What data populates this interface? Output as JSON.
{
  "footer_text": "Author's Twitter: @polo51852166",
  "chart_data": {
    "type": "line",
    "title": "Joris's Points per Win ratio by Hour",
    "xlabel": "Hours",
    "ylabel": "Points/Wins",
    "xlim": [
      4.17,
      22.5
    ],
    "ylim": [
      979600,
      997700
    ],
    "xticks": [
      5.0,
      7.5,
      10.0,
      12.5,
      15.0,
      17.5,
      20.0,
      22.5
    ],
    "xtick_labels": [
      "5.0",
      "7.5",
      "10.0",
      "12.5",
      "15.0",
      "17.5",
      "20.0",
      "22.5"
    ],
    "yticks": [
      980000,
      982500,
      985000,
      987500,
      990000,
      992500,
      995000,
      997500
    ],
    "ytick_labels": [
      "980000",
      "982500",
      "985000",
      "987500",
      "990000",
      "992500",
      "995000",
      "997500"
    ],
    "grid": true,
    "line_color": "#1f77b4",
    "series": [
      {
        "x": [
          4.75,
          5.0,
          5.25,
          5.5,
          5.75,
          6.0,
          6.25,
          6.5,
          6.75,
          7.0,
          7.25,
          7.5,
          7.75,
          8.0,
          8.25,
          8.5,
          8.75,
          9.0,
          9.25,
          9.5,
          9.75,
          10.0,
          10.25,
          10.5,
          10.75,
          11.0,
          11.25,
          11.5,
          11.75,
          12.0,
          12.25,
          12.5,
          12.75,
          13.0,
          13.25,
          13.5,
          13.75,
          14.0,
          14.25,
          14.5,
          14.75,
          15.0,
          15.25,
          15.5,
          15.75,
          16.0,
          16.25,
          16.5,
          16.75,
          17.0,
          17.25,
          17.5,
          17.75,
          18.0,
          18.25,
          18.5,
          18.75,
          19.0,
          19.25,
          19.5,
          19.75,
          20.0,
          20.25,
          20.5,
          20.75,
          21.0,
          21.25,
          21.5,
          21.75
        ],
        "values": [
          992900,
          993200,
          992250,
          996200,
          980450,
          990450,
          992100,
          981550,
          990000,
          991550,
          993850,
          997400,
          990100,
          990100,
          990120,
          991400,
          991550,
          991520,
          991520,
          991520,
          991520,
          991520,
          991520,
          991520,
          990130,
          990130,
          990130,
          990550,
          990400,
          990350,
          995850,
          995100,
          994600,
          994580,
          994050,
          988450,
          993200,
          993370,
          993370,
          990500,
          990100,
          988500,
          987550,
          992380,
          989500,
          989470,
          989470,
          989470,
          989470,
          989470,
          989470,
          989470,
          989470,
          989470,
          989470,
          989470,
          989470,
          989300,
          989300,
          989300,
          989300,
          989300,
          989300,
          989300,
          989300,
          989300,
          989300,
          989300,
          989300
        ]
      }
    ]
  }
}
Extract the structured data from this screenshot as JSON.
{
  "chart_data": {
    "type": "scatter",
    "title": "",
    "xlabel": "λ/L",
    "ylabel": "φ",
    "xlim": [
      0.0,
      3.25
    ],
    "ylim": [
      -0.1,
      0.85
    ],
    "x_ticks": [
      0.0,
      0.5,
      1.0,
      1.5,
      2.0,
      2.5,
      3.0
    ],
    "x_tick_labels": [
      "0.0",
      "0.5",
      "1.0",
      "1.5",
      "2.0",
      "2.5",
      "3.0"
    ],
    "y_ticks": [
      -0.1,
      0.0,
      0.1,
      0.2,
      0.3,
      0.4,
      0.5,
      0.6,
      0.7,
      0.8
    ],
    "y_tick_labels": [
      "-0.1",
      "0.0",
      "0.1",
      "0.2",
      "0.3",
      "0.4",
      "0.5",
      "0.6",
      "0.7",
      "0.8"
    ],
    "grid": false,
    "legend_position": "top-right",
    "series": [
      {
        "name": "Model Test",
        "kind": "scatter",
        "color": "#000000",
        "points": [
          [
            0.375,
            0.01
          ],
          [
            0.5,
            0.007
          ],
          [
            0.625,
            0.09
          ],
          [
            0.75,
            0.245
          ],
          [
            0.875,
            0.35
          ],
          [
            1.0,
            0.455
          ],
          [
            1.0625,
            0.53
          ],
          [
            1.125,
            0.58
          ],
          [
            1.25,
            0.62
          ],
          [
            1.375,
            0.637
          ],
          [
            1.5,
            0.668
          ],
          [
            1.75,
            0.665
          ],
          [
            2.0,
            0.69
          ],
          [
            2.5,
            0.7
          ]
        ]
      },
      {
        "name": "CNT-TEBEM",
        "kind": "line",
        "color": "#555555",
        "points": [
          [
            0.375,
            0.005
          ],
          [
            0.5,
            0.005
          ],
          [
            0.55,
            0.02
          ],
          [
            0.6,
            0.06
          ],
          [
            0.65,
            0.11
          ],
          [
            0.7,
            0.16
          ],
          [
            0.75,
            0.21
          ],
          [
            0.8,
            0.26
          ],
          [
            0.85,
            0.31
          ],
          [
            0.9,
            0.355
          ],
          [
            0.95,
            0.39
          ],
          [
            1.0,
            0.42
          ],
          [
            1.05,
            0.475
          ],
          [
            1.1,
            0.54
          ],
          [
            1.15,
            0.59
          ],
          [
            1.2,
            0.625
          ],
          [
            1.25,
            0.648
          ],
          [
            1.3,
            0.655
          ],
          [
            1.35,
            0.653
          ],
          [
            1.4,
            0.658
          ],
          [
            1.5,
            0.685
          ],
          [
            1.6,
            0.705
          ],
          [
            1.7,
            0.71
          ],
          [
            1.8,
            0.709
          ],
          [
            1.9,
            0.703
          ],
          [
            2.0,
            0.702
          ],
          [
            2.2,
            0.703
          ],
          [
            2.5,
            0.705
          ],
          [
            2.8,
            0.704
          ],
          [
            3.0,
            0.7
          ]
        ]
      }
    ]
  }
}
++++++
● **EXERCISE GOAL**
Copy out every line of the data that includes the word "JSON".

● **WRITTEN RESPONSE**
What data populates this interface? Output as JSON.
Extract the structured data from this screenshot as JSON.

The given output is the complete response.